WORK TO COMPLETE →
Locate every line in the records below that holds the word "JSON" and return each one.

Data tied to figure images:
══════
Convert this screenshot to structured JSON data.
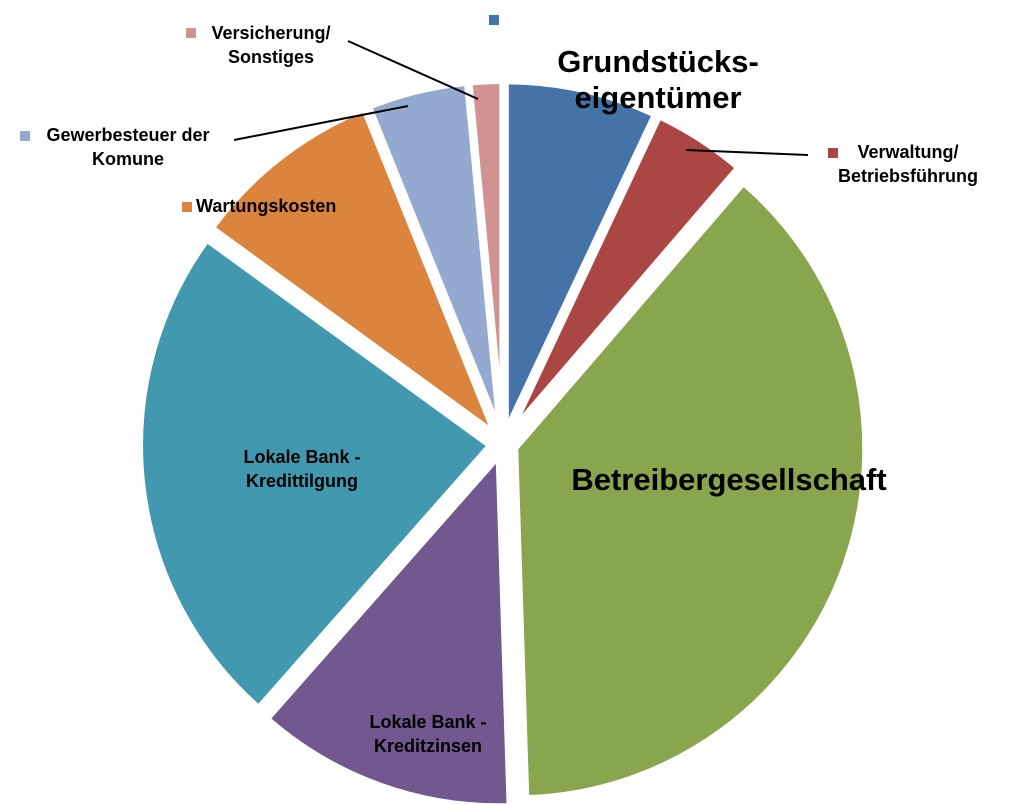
{
  "colors": {
    "background": "#ffffff",
    "text": "#000000",
    "leader_line": "#000000"
  },
  "chart_data": {
    "type": "pie",
    "title": "",
    "exploded": true,
    "start_angle_deg": 0,
    "direction": "clockwise",
    "legend": "none",
    "data_labels": "category names",
    "slices": [
      {
        "label_lines": [
          "Grundstücks-",
          "eigentümer"
        ],
        "value": 7.0,
        "color": "#4572A7",
        "label_style": "large"
      },
      {
        "label_lines": [
          "Verwaltung/",
          "Betriebsführung"
        ],
        "value": 4.3,
        "color": "#AA4643",
        "label_style": "callout"
      },
      {
        "label_lines": [
          "Betreibergesellschaft"
        ],
        "value": 38.2,
        "color": "#89A54E",
        "label_style": "large"
      },
      {
        "label_lines": [
          "Lokale Bank -",
          "Kreditzinsen"
        ],
        "value": 12.0,
        "color": "#71588F",
        "label_style": "inside"
      },
      {
        "label_lines": [
          "Lokale Bank -",
          "Kredittilgung"
        ],
        "value": 23.5,
        "color": "#4198AF",
        "label_style": "inside"
      },
      {
        "label_lines": [
          "Wartungskosten"
        ],
        "value": 8.9,
        "color": "#DB843D",
        "label_style": "callout"
      },
      {
        "label_lines": [
          "Gewerbesteuer der",
          "Komune"
        ],
        "value": 4.6,
        "color": "#93A9CF",
        "label_style": "callout"
      },
      {
        "label_lines": [
          "Versicherung/",
          "Sonstiges"
        ],
        "value": 1.5,
        "color": "#D19392",
        "label_style": "callout"
      }
    ]
  }
}
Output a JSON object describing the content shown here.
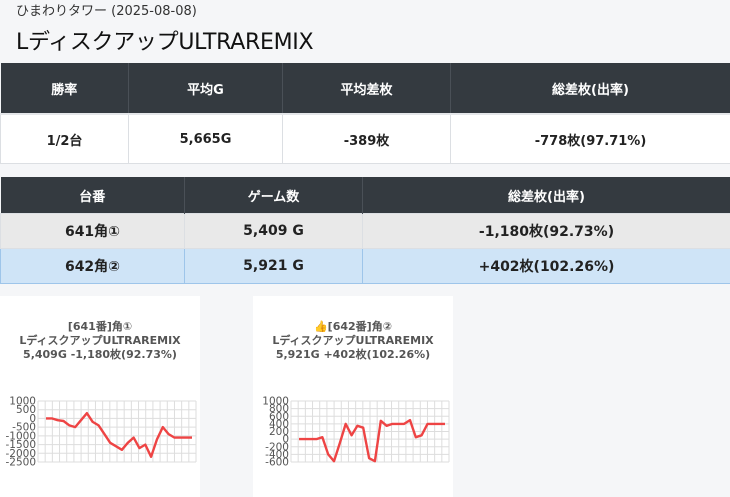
{
  "header": {
    "subtitle": "ひまわりタワー (2025-08-08)",
    "title": "LディスクアップULTRAREMIX"
  },
  "summary": {
    "headers": [
      "勝率",
      "平均G",
      "平均差枚",
      "総差枚(出率)"
    ],
    "values": [
      "1/2台",
      "5,665G",
      "-389枚",
      "-778枚(97.71%)"
    ]
  },
  "machines": {
    "headers": [
      "台番",
      "ゲーム数",
      "総差枚(出率)"
    ],
    "rows": [
      {
        "unit": "641角①",
        "games": "5,409 G",
        "diff": "-1,180枚(92.73%)"
      },
      {
        "unit": "642角②",
        "games": "5,921 G",
        "diff": "+402枚(102.26%)"
      }
    ]
  },
  "colors": {
    "line": "#ee4444",
    "header_bg": "#343a40",
    "highlight": "#cfe4f7"
  },
  "charts": [
    {
      "line1": "[641番]角①",
      "line2": "LディスクアップULTRAREMIX",
      "line3": "5,409G -1,180枚(92.73%)",
      "chart_data": {
        "type": "line",
        "yticks": [
          "1000",
          "500",
          "0",
          "-500",
          "-1000",
          "-1500",
          "-2000",
          "-2500"
        ],
        "ylim": [
          -2500,
          1000
        ],
        "values": [
          0,
          0,
          -100,
          -150,
          -400,
          -500,
          -100,
          300,
          -200,
          -400,
          -900,
          -1400,
          -1600,
          -1800,
          -1400,
          -1100,
          -1700,
          -1500,
          -2200,
          -1200,
          -500,
          -900,
          -1100,
          -1100,
          -1100,
          -1100
        ]
      }
    },
    {
      "line1": "👍[642番]角②",
      "line2": "LディスクアップULTRAREMIX",
      "line3": "5,921G +402枚(102.26%)",
      "chart_data": {
        "type": "line",
        "yticks": [
          "1000",
          "800",
          "600",
          "400",
          "200",
          "0",
          "-200",
          "-400",
          "-600"
        ],
        "ylim": [
          -600,
          1000
        ],
        "values": [
          0,
          0,
          0,
          0,
          50,
          -400,
          -580,
          -100,
          400,
          100,
          350,
          300,
          -500,
          -580,
          480,
          350,
          400,
          400,
          400,
          500,
          50,
          100,
          400,
          400,
          400,
          400
        ]
      }
    }
  ]
}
══════
CORRECT RESPONSE →
Convert this screenshot to structured JSON data.
Output a JSON object describing the content shown here.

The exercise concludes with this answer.